[Task to carry out] Reproduce all of the data that follows, character for character.

## start

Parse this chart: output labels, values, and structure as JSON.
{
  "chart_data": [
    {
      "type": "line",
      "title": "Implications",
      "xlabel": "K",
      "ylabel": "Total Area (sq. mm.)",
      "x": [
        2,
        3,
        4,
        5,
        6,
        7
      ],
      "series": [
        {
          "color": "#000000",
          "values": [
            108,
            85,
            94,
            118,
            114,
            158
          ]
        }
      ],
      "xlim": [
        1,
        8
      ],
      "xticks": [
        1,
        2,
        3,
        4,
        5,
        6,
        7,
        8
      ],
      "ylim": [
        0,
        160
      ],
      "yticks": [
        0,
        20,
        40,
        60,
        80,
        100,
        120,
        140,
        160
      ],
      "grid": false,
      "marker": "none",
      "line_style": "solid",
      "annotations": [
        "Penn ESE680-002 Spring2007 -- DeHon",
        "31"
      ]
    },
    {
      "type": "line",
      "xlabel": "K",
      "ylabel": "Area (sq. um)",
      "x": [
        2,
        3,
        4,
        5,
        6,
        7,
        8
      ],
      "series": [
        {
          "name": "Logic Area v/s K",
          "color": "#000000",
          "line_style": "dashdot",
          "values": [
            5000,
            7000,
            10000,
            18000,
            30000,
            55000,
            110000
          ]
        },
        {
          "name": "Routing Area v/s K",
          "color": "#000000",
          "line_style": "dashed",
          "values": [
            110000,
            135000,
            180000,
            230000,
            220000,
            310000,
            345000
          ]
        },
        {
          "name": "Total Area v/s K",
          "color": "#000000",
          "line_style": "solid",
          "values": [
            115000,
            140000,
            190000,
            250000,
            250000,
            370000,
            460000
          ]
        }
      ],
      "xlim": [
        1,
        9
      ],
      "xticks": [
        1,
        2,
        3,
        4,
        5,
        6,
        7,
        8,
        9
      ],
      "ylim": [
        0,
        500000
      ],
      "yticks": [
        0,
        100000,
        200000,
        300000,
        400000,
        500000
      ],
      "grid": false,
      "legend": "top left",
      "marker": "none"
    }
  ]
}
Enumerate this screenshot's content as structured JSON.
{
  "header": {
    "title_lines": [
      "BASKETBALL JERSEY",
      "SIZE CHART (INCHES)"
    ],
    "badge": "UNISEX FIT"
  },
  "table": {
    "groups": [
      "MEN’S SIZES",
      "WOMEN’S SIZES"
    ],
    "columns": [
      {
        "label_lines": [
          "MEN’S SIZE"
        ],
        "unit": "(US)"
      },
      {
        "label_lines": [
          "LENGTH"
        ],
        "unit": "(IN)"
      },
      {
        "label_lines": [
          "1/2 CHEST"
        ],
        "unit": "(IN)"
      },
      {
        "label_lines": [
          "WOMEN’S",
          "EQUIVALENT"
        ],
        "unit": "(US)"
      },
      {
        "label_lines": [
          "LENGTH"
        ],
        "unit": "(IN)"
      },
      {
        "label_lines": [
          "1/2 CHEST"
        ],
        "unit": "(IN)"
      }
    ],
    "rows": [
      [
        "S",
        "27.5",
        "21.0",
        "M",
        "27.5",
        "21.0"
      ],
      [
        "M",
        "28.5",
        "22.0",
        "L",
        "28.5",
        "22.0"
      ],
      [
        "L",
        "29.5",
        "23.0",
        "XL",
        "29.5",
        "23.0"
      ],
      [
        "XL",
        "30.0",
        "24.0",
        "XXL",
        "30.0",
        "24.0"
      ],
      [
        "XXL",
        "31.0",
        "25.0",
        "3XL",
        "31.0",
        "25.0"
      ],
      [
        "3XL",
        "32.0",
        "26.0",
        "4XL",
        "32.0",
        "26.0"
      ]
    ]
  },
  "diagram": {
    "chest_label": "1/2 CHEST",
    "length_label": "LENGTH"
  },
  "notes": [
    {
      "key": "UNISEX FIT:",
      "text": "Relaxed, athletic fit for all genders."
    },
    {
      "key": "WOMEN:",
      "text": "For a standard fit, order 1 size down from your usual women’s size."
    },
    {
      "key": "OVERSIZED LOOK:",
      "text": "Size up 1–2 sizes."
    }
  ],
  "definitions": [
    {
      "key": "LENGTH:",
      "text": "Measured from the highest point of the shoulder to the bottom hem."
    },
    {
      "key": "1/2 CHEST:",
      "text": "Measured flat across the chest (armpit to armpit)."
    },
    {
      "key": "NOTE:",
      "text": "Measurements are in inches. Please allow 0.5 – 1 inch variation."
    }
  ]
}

## end

[Completed task]
Parse this chart: output labels, values, and structure as JSON.
{
  "chart_data": [
    {
      "type": "line",
      "title": "Implications",
      "xlabel": "K",
      "ylabel": "Total Area (sq. mm.)",
      "x": [
        2,
        3,
        4,
        5,
        6,
        7
      ],
      "series": [
        {
          "color": "#000000",
          "values": [
            108,
            85,
            94,
            118,
            114,
            158
          ]
        }
      ],
      "xlim": [
        1,
        8
      ],
      "xticks": [
        1,
        2,
        3,
        4,
        5,
        6,
        7,
        8
      ],
      "ylim": [
        0,
        160
      ],
      "yticks": [
        0,
        20,
        40,
        60,
        80,
        100,
        120,
        140,
        160
      ],
      "grid": false,
      "marker": "none",
      "line_style": "solid",
      "annotations": [
        "Penn ESE680-002 Spring2007 -- DeHon",
        "31"
      ]
    },
    {
      "type": "line",
      "xlabel": "K",
      "ylabel": "Area (sq. um)",
      "x": [
        2,
        3,
        4,
        5,
        6,
        7,
        8
      ],
      "series": [
        {
          "name": "Logic Area v/s K",
          "color": "#000000",
          "line_style": "dashdot",
          "values": [
            5000,
            7000,
            10000,
            18000,
            30000,
            55000,
            110000
          ]
        },
        {
          "name": "Routing Area v/s K",
          "color": "#000000",
          "line_style": "dashed",
          "values": [
            110000,
            135000,
            180000,
            230000,
            220000,
            310000,
            345000
          ]
        },
        {
          "name": "Total Area v/s K",
          "color": "#000000",
          "line_style": "solid",
          "values": [
            115000,
            140000,
            190000,
            250000,
            250000,
            370000,
            460000
          ]
        }
      ],
      "xlim": [
        1,
        9
      ],
      "xticks": [
        1,
        2,
        3,
        4,
        5,
        6,
        7,
        8,
        9
      ],
      "ylim": [
        0,
        500000
      ],
      "yticks": [
        0,
        100000,
        200000,
        300000,
        400000,
        500000
      ],
      "grid": false,
      "legend": "top left",
      "marker": "none"
    }
  ]
}
Enumerate this screenshot's content as structured JSON.
{
  "header": {
    "title_lines": [
      "BASKETBALL JERSEY",
      "SIZE CHART (INCHES)"
    ],
    "badge": "UNISEX FIT"
  },
  "table": {
    "groups": [
      "MEN’S SIZES",
      "WOMEN’S SIZES"
    ],
    "columns": [
      {
        "label_lines": [
          "MEN’S SIZE"
        ],
        "unit": "(US)"
      },
      {
        "label_lines": [
          "LENGTH"
        ],
        "unit": "(IN)"
      },
      {
        "label_lines": [
          "1/2 CHEST"
        ],
        "unit": "(IN)"
      },
      {
        "label_lines": [
          "WOMEN’S",
          "EQUIVALENT"
        ],
        "unit": "(US)"
      },
      {
        "label_lines": [
          "LENGTH"
        ],
        "unit": "(IN)"
      },
      {
        "label_lines": [
          "1/2 CHEST"
        ],
        "unit": "(IN)"
      }
    ],
    "rows": [
      [
        "S",
        "27.5",
        "21.0",
        "M",
        "27.5",
        "21.0"
      ],
      [
        "M",
        "28.5",
        "22.0",
        "L",
        "28.5",
        "22.0"
      ],
      [
        "L",
        "29.5",
        "23.0",
        "XL",
        "29.5",
        "23.0"
      ],
      [
        "XL",
        "30.0",
        "24.0",
        "XXL",
        "30.0",
        "24.0"
      ],
      [
        "XXL",
        "31.0",
        "25.0",
        "3XL",
        "31.0",
        "25.0"
      ],
      [
        "3XL",
        "32.0",
        "26.0",
        "4XL",
        "32.0",
        "26.0"
      ]
    ]
  },
  "diagram": {
    "chest_label": "1/2 CHEST",
    "length_label": "LENGTH"
  },
  "notes": [
    {
      "key": "UNISEX FIT:",
      "text": "Relaxed, athletic fit for all genders."
    },
    {
      "key": "WOMEN:",
      "text": "For a standard fit, order 1 size down from your usual women’s size."
    },
    {
      "key": "OVERSIZED LOOK:",
      "text": "Size up 1–2 sizes."
    }
  ],
  "definitions": [
    {
      "key": "LENGTH:",
      "text": "Measured from the highest point of the shoulder to the bottom hem."
    },
    {
      "key": "1/2 CHEST:",
      "text": "Measured flat across the chest (armpit to armpit)."
    },
    {
      "key": "NOTE:",
      "text": "Measurements are in inches. Please allow 0.5 – 1 inch variation."
    }
  ]
}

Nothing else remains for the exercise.